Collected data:
───

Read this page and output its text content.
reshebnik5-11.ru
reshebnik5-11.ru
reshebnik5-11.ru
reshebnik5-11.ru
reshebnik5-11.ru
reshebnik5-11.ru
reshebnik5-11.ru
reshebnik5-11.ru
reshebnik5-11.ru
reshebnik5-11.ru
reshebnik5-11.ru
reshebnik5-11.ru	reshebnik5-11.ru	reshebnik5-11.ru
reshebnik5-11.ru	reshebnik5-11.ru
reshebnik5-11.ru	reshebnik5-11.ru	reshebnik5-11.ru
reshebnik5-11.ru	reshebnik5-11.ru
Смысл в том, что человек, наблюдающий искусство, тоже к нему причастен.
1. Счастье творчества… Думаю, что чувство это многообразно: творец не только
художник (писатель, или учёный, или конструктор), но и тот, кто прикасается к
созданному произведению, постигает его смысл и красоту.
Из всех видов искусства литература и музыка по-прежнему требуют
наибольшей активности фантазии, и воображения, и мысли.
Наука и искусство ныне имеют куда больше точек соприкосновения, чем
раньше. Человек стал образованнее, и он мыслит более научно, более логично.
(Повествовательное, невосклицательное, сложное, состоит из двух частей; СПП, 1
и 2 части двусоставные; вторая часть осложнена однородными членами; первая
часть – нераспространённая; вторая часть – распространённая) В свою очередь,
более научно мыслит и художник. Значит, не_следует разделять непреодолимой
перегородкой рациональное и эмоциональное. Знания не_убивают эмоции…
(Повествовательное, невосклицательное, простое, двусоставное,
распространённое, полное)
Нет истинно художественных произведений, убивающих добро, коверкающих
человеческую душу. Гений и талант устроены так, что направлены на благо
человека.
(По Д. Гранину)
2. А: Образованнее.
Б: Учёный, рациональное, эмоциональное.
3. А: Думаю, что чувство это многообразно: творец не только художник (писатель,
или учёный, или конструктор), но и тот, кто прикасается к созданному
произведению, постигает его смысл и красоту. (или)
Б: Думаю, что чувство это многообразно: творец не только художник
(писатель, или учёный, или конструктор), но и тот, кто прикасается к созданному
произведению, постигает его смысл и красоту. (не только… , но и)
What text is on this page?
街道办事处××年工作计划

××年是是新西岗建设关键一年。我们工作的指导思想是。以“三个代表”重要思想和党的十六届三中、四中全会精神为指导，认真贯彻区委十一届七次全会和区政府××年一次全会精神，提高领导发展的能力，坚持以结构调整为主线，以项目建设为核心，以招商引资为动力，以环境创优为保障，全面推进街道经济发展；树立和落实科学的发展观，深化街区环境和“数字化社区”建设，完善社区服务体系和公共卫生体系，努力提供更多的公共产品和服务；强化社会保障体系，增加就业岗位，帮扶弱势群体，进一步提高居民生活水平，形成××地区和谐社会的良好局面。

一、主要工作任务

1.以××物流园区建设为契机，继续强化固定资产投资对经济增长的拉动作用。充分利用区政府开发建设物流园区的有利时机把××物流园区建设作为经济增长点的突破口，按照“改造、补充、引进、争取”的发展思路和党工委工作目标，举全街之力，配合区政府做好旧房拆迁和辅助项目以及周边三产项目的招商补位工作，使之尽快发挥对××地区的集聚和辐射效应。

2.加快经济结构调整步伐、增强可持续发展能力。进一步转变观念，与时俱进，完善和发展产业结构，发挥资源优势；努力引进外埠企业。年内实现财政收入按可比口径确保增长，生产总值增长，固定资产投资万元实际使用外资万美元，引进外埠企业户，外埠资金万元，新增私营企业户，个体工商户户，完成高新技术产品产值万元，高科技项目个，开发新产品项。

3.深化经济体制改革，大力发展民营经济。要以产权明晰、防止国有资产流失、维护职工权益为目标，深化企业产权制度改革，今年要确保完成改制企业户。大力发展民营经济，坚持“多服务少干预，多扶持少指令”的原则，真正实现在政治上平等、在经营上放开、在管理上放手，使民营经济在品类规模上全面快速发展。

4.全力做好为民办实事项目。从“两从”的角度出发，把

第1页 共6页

───

**Written task**
All lines of the data above that include the word "красоту" must be shown.

**Expected answer**
созданному произведению, постигает его смысл и красоту.
произведению, постигает его смысл и красоту. (или)
произведению, постигает его смысл и красоту. (не только… , но и)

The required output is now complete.